Stored data:
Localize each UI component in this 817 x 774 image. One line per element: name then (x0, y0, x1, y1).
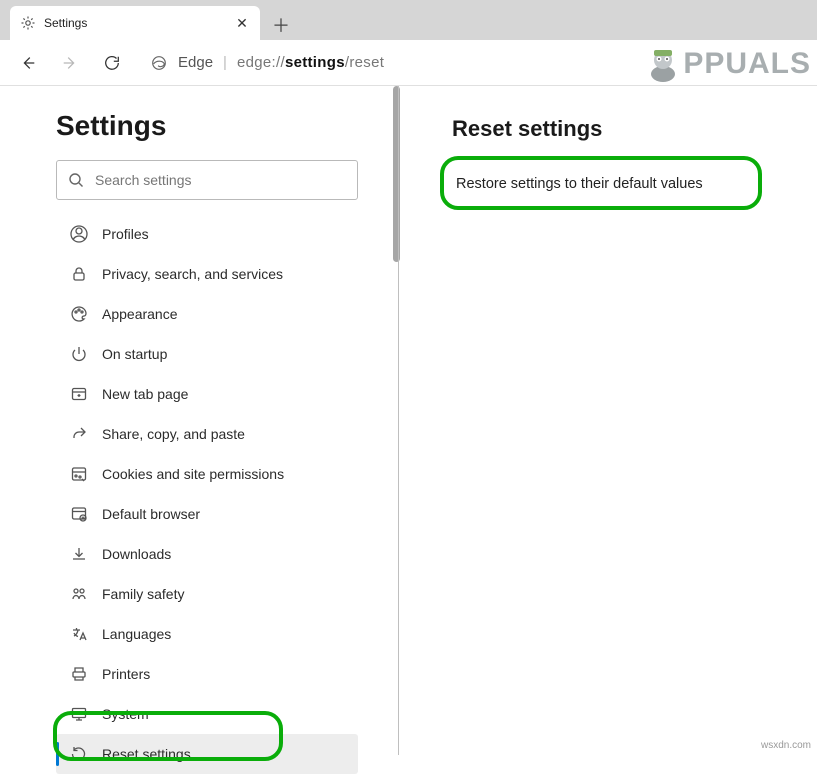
languages-icon (70, 625, 88, 643)
sidebar-item-cookies-and-site-permissions[interactable]: Cookies and site permissions (56, 454, 358, 494)
sidebar-item-downloads[interactable]: Downloads (56, 534, 358, 574)
sidebar-item-label: Downloads (102, 546, 171, 562)
restore-defaults-button[interactable]: Restore settings to their default values (452, 164, 772, 204)
sidebar-item-printers[interactable]: Printers (56, 654, 358, 694)
sidebar-item-reset-settings[interactable]: Reset settings (56, 734, 358, 774)
sidebar-item-label: Languages (102, 626, 171, 642)
system-icon (70, 705, 88, 723)
printer-icon (70, 665, 88, 683)
sidebar-item-privacy-search-and-services[interactable]: Privacy, search, and services (56, 254, 358, 294)
sidebar-item-label: On startup (102, 346, 167, 362)
back-button[interactable] (10, 45, 46, 81)
search-input[interactable] (56, 160, 358, 200)
reset-icon (70, 745, 88, 763)
appearance-icon (70, 305, 88, 323)
sidebar-item-languages[interactable]: Languages (56, 614, 358, 654)
sidebar-item-label: Default browser (102, 506, 200, 522)
sidebar-item-profiles[interactable]: Profiles (56, 214, 358, 254)
sidebar-item-label: Cookies and site permissions (102, 466, 284, 482)
sidebar-item-label: Privacy, search, and services (102, 266, 283, 282)
search-wrapper (56, 160, 358, 200)
lock-icon (70, 265, 88, 283)
tab-title: Settings (44, 16, 226, 30)
titlebar: Settings ✕ ＋ (0, 0, 817, 40)
sidebar-item-label: Profiles (102, 226, 149, 242)
sidebar-item-label: Appearance (102, 306, 178, 322)
sidebar-item-family-safety[interactable]: Family safety (56, 574, 358, 614)
profile-icon (70, 225, 88, 243)
sidebar-item-label: Printers (102, 666, 150, 682)
newtab-icon (70, 385, 88, 403)
address-separator: | (223, 54, 227, 71)
address-url: edge://settings/reset (237, 54, 384, 71)
content-area: Settings Profiles Privacy, search, and se… (0, 86, 817, 755)
download-icon (70, 545, 88, 563)
address-label: Edge (178, 54, 213, 71)
browser-tab[interactable]: Settings ✕ (10, 6, 260, 40)
forward-button[interactable] (52, 45, 88, 81)
sidebar-item-on-startup[interactable]: On startup (56, 334, 358, 374)
sidebar-item-label: Share, copy, and paste (102, 426, 245, 442)
sidebar-item-label: System (102, 706, 149, 722)
cookies-icon (70, 465, 88, 483)
edge-logo-icon (150, 54, 168, 72)
refresh-button[interactable] (94, 45, 130, 81)
power-icon (70, 345, 88, 363)
settings-sidebar: Settings Profiles Privacy, search, and se… (0, 86, 398, 755)
sidebar-item-new-tab-page[interactable]: New tab page (56, 374, 358, 414)
sidebar-heading: Settings (56, 110, 398, 142)
sidebar-item-appearance[interactable]: Appearance (56, 294, 358, 334)
main-panel: Reset settings Restore settings to their… (398, 86, 817, 755)
search-icon (68, 172, 84, 188)
family-icon (70, 585, 88, 603)
tab-close-button[interactable]: ✕ (234, 15, 250, 31)
main-heading: Reset settings (452, 116, 817, 142)
share-icon (70, 425, 88, 443)
sidebar-item-label: New tab page (102, 386, 188, 402)
address-bar[interactable]: Edge | edge://settings/reset (150, 54, 384, 72)
sidebar-item-label: Family safety (102, 586, 184, 602)
new-tab-button[interactable]: ＋ (266, 10, 296, 40)
sidebar-nav-list: Profiles Privacy, search, and services App… (56, 214, 358, 774)
sidebar-item-default-browser[interactable]: Default browser (56, 494, 358, 534)
gear-icon (20, 15, 36, 31)
sidebar-item-label: Reset settings (102, 746, 191, 762)
sidebar-item-system[interactable]: System (56, 694, 358, 734)
toolbar: Edge | edge://settings/reset (0, 40, 817, 86)
defaultbrowser-icon (70, 505, 88, 523)
sidebar-item-share-copy-and-paste[interactable]: Share, copy, and paste (56, 414, 358, 454)
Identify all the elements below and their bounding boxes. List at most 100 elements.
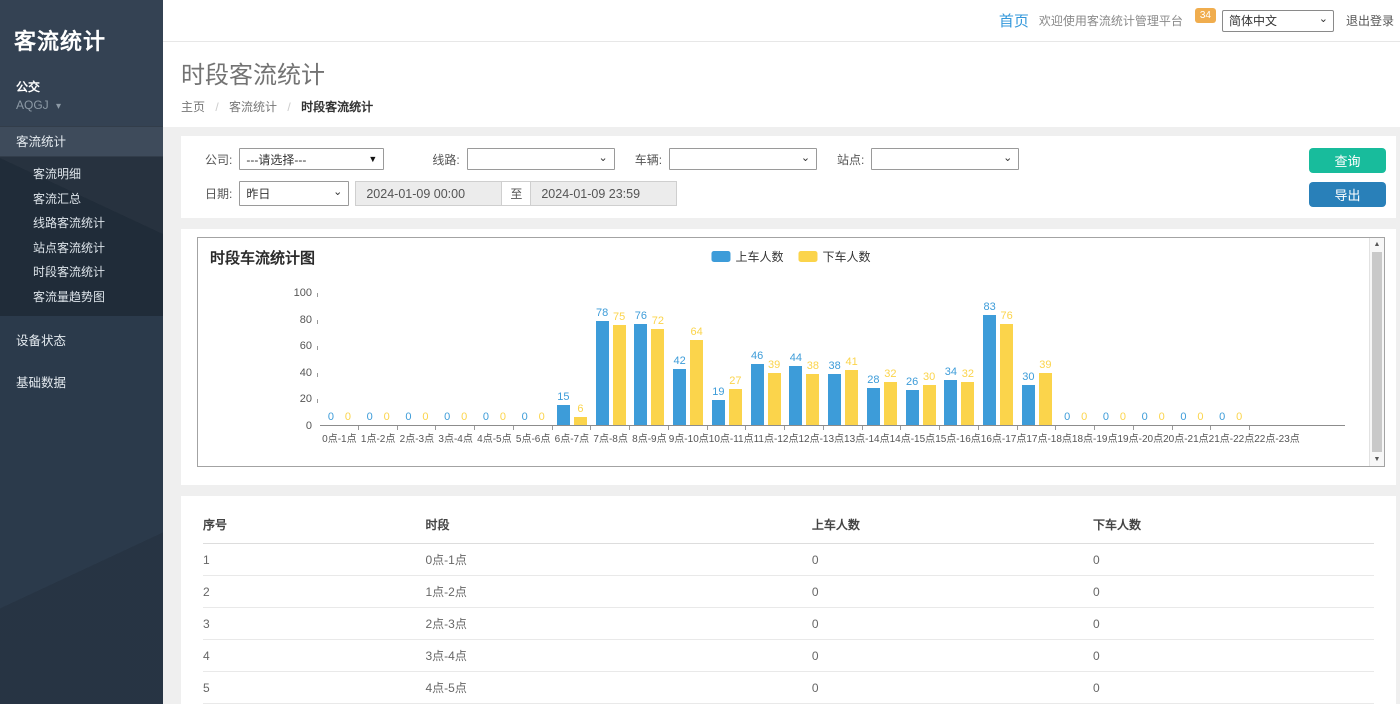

EXERCISE PROMPT:
Could you write out every row above word for word, leaving the pictures out?

RESPONSE:
Localize each UI component in this 817 x 774 image. One line per element: name then (x0, y0, x1, y1).
languages-icon (70, 625, 88, 643)
sidebar-item-cookies-and-site-permissions[interactable]: Cookies and site permissions (56, 454, 358, 494)
sidebar-item-downloads[interactable]: Downloads (56, 534, 358, 574)
sidebar-item-label: Downloads (102, 546, 171, 562)
restore-defaults-button[interactable]: Restore settings to their default values (452, 164, 772, 204)
sidebar-item-printers[interactable]: Printers (56, 654, 358, 694)
sidebar-item-reset-settings[interactable]: Reset settings (56, 734, 358, 774)
sidebar-item-label: Languages (102, 626, 171, 642)
system-icon (70, 705, 88, 723)
printer-icon (70, 665, 88, 683)
sidebar-item-privacy-search-and-services[interactable]: Privacy, search, and services (56, 254, 358, 294)
sidebar-item-label: On startup (102, 346, 167, 362)
back-button[interactable] (10, 45, 46, 81)
search-input[interactable] (56, 160, 358, 200)
reset-icon (70, 745, 88, 763)
appearance-icon (70, 305, 88, 323)
sidebar-item-languages[interactable]: Languages (56, 614, 358, 654)
sidebar-item-label: Default browser (102, 506, 200, 522)
sidebar-item-profiles[interactable]: Profiles (56, 214, 358, 254)
sidebar-item-label: Cookies and site permissions (102, 466, 284, 482)
sidebar-item-label: Privacy, search, and services (102, 266, 283, 282)
search-wrapper (56, 160, 358, 200)
lock-icon (70, 265, 88, 283)
tab-title: Settings (44, 16, 226, 30)
titlebar: Settings ✕ ＋ (0, 0, 817, 40)
sidebar-item-label: Profiles (102, 226, 149, 242)
sidebar-item-label: Appearance (102, 306, 178, 322)
sidebar-item-family-safety[interactable]: Family safety (56, 574, 358, 614)
profile-icon (70, 225, 88, 243)
sidebar-item-label: Printers (102, 666, 150, 682)
newtab-icon (70, 385, 88, 403)
address-separator: | (223, 54, 227, 71)
address-url: edge://settings/reset (237, 54, 384, 71)
content-area: Settings Profiles Privacy, search, and se… (0, 86, 817, 755)
download-icon (70, 545, 88, 563)
address-label: Edge (178, 54, 213, 71)
browser-tab[interactable]: Settings ✕ (10, 6, 260, 40)
forward-button[interactable] (52, 45, 88, 81)
sidebar-item-on-startup[interactable]: On startup (56, 334, 358, 374)
sidebar-item-label: Share, copy, and paste (102, 426, 245, 442)
sidebar-item-label: System (102, 706, 149, 722)
cookies-icon (70, 465, 88, 483)
edge-logo-icon (150, 54, 168, 72)
refresh-button[interactable] (94, 45, 130, 81)
power-icon (70, 345, 88, 363)
settings-sidebar: Settings Profiles Privacy, search, and se… (0, 86, 398, 755)
sidebar-item-new-tab-page[interactable]: New tab page (56, 374, 358, 414)
sidebar-heading: Settings (56, 110, 398, 142)
sidebar-item-appearance[interactable]: Appearance (56, 294, 358, 334)
main-panel: Reset settings Restore settings to their… (398, 86, 817, 755)
search-icon (68, 172, 84, 188)
family-icon (70, 585, 88, 603)
tab-close-button[interactable]: ✕ (234, 15, 250, 31)
main-heading: Reset settings (452, 116, 817, 142)
share-icon (70, 425, 88, 443)
sidebar-item-label: New tab page (102, 386, 188, 402)
address-bar[interactable]: Edge | edge://settings/reset (150, 54, 384, 72)
sidebar-item-label: Family safety (102, 586, 184, 602)
new-tab-button[interactable]: ＋ (266, 10, 296, 40)
sidebar-nav-list: Profiles Privacy, search, and services App… (56, 214, 358, 774)
sidebar-item-default-browser[interactable]: Default browser (56, 494, 358, 534)
gear-icon (20, 15, 36, 31)
sidebar-item-label: Reset settings (102, 746, 191, 762)
sidebar-item-system[interactable]: System (56, 694, 358, 734)
toolbar: Edge | edge://settings/reset (0, 40, 817, 86)
defaultbrowser-icon (70, 505, 88, 523)
sidebar-item-share-copy-and-paste[interactable]: Share, copy, and paste (56, 414, 358, 454)
Identify all the elements below and their bounding boxes. List at most 100 elements.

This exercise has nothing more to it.